--- BEGIN ---
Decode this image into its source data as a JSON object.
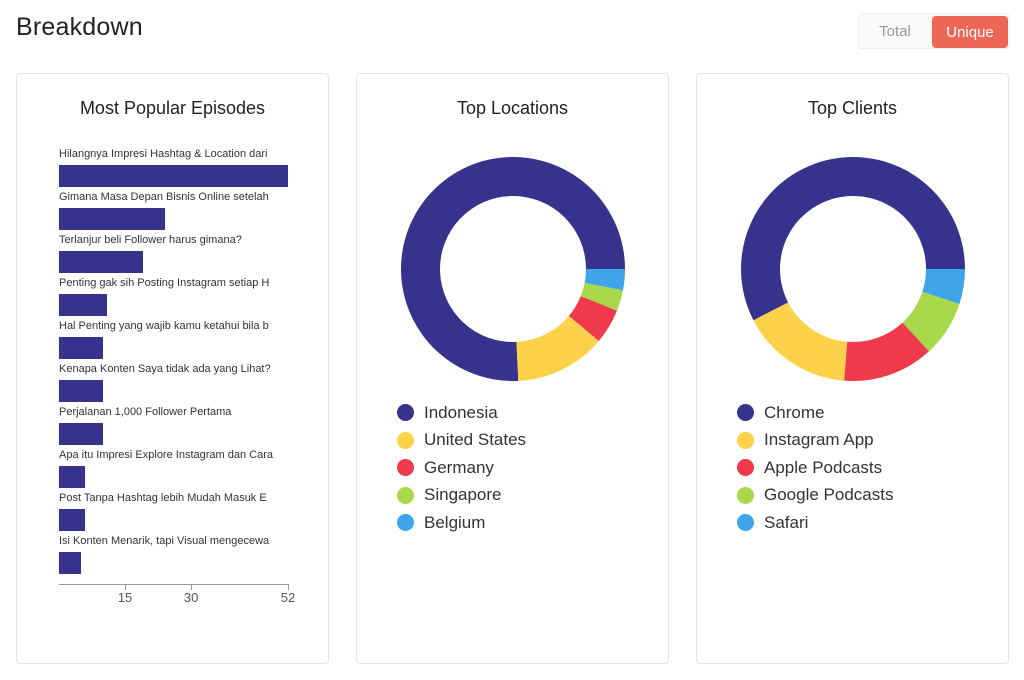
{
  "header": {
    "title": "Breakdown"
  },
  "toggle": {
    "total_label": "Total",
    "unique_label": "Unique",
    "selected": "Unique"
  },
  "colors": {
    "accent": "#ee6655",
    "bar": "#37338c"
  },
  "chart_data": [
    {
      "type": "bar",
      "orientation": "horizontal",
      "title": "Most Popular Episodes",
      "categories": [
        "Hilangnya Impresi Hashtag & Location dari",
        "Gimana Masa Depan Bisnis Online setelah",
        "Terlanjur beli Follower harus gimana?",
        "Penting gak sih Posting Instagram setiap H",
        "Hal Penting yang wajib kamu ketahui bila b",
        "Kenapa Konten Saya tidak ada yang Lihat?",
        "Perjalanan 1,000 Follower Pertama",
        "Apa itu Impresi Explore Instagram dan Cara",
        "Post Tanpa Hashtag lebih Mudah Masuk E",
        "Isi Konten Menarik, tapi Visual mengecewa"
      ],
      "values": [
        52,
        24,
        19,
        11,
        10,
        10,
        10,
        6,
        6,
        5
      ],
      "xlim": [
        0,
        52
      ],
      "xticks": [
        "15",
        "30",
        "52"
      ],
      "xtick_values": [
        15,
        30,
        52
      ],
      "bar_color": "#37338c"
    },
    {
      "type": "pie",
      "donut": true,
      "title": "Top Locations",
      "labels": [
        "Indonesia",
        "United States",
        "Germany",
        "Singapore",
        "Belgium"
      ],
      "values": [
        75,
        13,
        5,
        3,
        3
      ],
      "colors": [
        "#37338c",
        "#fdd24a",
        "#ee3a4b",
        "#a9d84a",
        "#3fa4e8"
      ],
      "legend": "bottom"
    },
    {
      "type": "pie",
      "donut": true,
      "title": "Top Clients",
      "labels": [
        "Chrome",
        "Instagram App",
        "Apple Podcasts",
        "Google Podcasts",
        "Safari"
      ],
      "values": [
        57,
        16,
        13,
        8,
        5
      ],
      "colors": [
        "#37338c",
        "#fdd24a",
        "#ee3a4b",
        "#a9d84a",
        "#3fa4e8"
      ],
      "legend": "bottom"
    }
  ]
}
--- END ---
__Requirements__.
Reproduce the material above in full and without alteration, but skip all pictures.

__Result for this task__.
Decode this image into its source data as a JSON object.
{
  "header": {
    "title": "Breakdown"
  },
  "toggle": {
    "total_label": "Total",
    "unique_label": "Unique",
    "selected": "Unique"
  },
  "colors": {
    "accent": "#ee6655",
    "bar": "#37338c"
  },
  "chart_data": [
    {
      "type": "bar",
      "orientation": "horizontal",
      "title": "Most Popular Episodes",
      "categories": [
        "Hilangnya Impresi Hashtag & Location dari",
        "Gimana Masa Depan Bisnis Online setelah",
        "Terlanjur beli Follower harus gimana?",
        "Penting gak sih Posting Instagram setiap H",
        "Hal Penting yang wajib kamu ketahui bila b",
        "Kenapa Konten Saya tidak ada yang Lihat?",
        "Perjalanan 1,000 Follower Pertama",
        "Apa itu Impresi Explore Instagram dan Cara",
        "Post Tanpa Hashtag lebih Mudah Masuk E",
        "Isi Konten Menarik, tapi Visual mengecewa"
      ],
      "values": [
        52,
        24,
        19,
        11,
        10,
        10,
        10,
        6,
        6,
        5
      ],
      "xlim": [
        0,
        52
      ],
      "xticks": [
        "15",
        "30",
        "52"
      ],
      "xtick_values": [
        15,
        30,
        52
      ],
      "bar_color": "#37338c"
    },
    {
      "type": "pie",
      "donut": true,
      "title": "Top Locations",
      "labels": [
        "Indonesia",
        "United States",
        "Germany",
        "Singapore",
        "Belgium"
      ],
      "values": [
        75,
        13,
        5,
        3,
        3
      ],
      "colors": [
        "#37338c",
        "#fdd24a",
        "#ee3a4b",
        "#a9d84a",
        "#3fa4e8"
      ],
      "legend": "bottom"
    },
    {
      "type": "pie",
      "donut": true,
      "title": "Top Clients",
      "labels": [
        "Chrome",
        "Instagram App",
        "Apple Podcasts",
        "Google Podcasts",
        "Safari"
      ],
      "values": [
        57,
        16,
        13,
        8,
        5
      ],
      "colors": [
        "#37338c",
        "#fdd24a",
        "#ee3a4b",
        "#a9d84a",
        "#3fa4e8"
      ],
      "legend": "bottom"
    }
  ]
}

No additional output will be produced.